Figure data in JSON:
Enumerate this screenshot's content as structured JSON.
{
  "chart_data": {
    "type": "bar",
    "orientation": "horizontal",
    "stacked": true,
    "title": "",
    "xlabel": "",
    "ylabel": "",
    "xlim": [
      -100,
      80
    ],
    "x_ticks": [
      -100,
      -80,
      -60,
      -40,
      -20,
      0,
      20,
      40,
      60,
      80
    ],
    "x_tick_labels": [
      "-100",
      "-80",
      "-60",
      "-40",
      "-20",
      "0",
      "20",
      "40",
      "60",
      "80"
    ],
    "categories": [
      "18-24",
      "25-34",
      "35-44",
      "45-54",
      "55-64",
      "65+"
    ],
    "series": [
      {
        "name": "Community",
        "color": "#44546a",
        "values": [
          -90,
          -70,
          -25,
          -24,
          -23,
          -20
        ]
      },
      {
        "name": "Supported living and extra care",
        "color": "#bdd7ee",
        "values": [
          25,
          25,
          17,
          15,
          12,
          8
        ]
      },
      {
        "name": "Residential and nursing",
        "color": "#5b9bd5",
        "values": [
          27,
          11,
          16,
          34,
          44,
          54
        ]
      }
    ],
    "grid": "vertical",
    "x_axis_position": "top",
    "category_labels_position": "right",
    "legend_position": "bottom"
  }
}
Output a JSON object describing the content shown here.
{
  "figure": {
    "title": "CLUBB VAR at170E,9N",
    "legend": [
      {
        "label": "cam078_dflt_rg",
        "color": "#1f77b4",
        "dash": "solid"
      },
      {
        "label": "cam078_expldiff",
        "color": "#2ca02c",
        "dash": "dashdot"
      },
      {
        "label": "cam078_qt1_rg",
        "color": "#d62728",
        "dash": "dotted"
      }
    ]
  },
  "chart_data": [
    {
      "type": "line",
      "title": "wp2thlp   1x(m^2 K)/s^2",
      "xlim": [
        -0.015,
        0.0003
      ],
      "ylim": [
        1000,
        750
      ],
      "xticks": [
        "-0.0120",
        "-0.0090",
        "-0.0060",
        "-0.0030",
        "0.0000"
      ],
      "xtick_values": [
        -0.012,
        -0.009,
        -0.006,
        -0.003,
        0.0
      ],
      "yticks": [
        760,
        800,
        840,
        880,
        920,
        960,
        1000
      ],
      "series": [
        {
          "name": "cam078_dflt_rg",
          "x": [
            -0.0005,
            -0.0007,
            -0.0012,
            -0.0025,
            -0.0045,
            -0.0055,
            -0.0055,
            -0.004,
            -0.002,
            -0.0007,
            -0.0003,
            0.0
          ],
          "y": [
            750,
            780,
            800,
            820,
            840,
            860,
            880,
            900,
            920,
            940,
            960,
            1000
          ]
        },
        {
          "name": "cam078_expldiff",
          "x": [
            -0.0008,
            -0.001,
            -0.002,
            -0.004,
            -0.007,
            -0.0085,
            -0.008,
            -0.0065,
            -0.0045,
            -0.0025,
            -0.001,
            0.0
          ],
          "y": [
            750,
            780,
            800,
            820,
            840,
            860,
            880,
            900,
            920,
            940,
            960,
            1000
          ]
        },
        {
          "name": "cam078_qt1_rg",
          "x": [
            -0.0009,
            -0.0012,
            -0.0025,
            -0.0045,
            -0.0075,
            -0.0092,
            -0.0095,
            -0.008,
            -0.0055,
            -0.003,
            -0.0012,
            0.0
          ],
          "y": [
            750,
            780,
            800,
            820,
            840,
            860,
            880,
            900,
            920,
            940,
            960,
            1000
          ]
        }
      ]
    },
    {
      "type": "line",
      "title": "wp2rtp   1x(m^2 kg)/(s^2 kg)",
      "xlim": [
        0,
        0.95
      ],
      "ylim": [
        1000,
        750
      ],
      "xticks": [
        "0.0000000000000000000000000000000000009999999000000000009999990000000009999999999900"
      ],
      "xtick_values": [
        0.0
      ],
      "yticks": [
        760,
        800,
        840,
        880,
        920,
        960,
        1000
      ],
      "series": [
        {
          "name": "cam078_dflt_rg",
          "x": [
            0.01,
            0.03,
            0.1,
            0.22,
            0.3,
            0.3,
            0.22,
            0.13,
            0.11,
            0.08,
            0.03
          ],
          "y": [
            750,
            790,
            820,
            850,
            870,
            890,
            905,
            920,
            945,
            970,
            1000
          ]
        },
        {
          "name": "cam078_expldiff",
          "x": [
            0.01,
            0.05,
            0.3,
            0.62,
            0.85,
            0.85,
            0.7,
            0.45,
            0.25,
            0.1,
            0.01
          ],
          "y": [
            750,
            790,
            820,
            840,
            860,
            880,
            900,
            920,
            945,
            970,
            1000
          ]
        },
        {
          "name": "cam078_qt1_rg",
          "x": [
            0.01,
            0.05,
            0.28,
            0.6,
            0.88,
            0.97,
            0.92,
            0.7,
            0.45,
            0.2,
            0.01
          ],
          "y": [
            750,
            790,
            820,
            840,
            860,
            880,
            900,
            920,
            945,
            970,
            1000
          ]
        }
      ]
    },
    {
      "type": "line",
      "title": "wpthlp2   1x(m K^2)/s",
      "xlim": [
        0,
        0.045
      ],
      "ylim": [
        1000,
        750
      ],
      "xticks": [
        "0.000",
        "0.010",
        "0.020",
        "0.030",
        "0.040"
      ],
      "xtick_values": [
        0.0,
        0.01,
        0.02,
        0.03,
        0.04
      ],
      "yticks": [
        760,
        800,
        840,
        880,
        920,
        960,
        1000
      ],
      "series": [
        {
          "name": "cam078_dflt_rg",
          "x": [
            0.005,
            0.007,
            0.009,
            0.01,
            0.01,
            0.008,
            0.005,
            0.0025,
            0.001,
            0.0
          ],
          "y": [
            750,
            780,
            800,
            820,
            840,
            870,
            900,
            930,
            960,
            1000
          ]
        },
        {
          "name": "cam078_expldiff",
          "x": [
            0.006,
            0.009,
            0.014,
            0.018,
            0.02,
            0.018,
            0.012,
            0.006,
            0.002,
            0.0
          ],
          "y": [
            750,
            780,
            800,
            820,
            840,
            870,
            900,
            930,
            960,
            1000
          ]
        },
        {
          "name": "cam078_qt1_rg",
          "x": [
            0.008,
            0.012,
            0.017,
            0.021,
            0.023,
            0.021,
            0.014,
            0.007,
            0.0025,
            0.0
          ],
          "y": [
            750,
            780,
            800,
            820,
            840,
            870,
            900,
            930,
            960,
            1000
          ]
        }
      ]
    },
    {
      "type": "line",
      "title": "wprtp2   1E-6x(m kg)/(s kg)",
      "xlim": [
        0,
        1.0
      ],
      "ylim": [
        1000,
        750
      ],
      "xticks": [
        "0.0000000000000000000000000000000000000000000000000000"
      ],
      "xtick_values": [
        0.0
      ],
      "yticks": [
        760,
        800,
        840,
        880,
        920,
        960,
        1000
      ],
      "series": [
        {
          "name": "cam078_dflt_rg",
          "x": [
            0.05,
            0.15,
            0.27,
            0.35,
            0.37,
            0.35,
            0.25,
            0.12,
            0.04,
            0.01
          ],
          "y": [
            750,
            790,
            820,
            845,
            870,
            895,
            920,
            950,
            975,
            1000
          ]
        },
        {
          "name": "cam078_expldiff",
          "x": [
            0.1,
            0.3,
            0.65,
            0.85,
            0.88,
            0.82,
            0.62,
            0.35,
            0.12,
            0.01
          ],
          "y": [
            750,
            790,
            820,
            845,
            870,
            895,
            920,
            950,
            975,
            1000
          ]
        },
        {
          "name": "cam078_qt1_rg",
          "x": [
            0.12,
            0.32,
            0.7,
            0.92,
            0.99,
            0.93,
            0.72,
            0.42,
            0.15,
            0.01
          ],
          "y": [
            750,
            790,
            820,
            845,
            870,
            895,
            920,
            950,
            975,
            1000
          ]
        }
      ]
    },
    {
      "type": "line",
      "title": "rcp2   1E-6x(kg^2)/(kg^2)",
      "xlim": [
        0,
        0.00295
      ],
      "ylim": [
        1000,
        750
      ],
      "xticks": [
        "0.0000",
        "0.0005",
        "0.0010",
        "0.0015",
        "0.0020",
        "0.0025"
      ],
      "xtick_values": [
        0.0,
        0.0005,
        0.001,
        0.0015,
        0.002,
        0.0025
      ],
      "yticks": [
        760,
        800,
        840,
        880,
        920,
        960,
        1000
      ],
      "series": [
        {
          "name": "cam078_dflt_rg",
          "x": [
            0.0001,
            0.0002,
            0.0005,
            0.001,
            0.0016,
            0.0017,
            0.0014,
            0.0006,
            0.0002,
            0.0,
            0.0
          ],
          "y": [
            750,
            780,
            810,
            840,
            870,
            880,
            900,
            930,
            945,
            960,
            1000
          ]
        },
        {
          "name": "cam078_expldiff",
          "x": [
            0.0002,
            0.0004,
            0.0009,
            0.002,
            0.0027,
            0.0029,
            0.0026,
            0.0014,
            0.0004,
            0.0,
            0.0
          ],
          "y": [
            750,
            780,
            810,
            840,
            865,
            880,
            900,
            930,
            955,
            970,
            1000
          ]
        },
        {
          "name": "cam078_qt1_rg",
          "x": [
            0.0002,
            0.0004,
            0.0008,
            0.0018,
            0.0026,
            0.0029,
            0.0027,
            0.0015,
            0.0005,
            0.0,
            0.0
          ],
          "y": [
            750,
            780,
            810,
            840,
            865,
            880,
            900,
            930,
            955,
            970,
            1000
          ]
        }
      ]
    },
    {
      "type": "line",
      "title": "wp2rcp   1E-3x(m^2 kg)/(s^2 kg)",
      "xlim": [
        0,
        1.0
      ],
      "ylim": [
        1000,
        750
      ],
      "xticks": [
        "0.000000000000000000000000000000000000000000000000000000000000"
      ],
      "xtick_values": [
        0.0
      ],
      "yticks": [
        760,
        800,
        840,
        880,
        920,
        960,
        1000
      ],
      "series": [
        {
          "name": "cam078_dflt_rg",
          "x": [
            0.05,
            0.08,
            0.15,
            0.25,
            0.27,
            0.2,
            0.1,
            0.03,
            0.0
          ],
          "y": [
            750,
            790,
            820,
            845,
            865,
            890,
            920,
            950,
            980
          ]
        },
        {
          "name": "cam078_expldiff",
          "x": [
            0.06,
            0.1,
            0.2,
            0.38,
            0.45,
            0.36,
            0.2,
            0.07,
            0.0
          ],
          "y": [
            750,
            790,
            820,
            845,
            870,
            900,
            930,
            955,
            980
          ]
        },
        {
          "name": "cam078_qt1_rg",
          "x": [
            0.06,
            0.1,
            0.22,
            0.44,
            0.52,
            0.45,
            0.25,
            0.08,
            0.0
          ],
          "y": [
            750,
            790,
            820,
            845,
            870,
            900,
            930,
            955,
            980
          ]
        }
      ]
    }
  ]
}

Aim of the task:
Give the count of lines containing "content", with no added text.

Correct response:
2